**Consigne**
Recopiez à l'identique chacune des lignes de toutes les entrées ci-dessous.

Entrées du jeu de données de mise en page
══════════
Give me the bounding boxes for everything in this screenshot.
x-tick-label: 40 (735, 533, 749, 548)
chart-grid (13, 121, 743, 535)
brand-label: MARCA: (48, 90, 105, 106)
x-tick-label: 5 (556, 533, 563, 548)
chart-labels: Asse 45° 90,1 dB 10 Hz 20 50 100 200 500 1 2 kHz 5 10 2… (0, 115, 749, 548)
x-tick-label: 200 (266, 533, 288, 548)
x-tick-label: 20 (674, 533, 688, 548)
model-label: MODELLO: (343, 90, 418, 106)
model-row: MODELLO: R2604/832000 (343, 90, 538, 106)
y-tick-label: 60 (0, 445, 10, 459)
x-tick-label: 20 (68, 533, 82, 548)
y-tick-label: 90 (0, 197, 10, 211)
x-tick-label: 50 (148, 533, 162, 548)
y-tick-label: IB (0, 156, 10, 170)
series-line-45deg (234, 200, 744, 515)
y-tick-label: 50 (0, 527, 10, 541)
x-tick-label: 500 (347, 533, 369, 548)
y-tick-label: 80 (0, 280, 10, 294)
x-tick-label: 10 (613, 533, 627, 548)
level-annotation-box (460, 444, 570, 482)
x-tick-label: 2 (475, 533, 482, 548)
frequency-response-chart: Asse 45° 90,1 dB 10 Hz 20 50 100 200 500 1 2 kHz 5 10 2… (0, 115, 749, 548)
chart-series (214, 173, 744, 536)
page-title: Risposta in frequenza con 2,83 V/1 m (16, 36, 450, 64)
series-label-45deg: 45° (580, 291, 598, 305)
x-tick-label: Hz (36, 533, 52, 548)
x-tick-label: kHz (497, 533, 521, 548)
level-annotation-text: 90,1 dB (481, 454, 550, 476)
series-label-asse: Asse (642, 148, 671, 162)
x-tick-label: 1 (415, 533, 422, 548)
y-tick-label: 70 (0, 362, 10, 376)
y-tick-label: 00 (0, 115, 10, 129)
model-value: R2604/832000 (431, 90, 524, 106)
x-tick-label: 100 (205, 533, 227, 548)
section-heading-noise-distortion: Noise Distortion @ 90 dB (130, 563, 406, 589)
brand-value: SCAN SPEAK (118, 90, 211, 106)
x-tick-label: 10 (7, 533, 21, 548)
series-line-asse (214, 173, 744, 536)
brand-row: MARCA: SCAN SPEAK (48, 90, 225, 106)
══════════
**Réponse**
Give me the bounding boxes for everything in this screenshot.
x-tick-label: 40 (735, 533, 749, 548)
chart-grid (13, 121, 743, 535)
brand-label: MARCA: (48, 90, 105, 106)
x-tick-label: 5 (556, 533, 563, 548)
chart-labels: Asse 45° 90,1 dB 10 Hz 20 50 100 200 500 1 2 kHz 5 10 2… (0, 115, 749, 548)
x-tick-label: 200 (266, 533, 288, 548)
x-tick-label: 20 (674, 533, 688, 548)
model-label: MODELLO: (343, 90, 418, 106)
model-row: MODELLO: R2604/832000 (343, 90, 538, 106)
y-tick-label: 60 (0, 445, 10, 459)
x-tick-label: 20 (68, 533, 82, 548)
y-tick-label: 90 (0, 197, 10, 211)
x-tick-label: 50 (148, 533, 162, 548)
y-tick-label: IB (0, 156, 10, 170)
series-line-45deg (234, 200, 744, 515)
y-tick-label: 50 (0, 527, 10, 541)
x-tick-label: 500 (347, 533, 369, 548)
y-tick-label: 80 (0, 280, 10, 294)
x-tick-label: 10 (613, 533, 627, 548)
level-annotation-box (460, 444, 570, 482)
x-tick-label: 2 (475, 533, 482, 548)
frequency-response-chart: Asse 45° 90,1 dB 10 Hz 20 50 100 200 500 1 2 kHz 5 10 2… (0, 115, 749, 548)
chart-series (214, 173, 744, 536)
page-title: Risposta in frequenza con 2,83 V/1 m (16, 36, 450, 64)
series-label-45deg: 45° (580, 291, 598, 305)
x-tick-label: Hz (36, 533, 52, 548)
x-tick-label: kHz (497, 533, 521, 548)
level-annotation-text: 90,1 dB (481, 454, 550, 476)
series-label-asse: Asse (642, 148, 671, 162)
x-tick-label: 1 (415, 533, 422, 548)
y-tick-label: 70 (0, 362, 10, 376)
y-tick-label: 00 (0, 115, 10, 129)
model-value: R2604/832000 (431, 90, 524, 106)
x-tick-label: 100 (205, 533, 227, 548)
section-heading-noise-distortion: Noise Distortion @ 90 dB (130, 563, 406, 589)
brand-value: SCAN SPEAK (118, 90, 211, 106)
x-tick-label: 10 (7, 533, 21, 548)
series-line-asse (214, 173, 744, 536)
brand-row: MARCA: SCAN SPEAK (48, 90, 225, 106)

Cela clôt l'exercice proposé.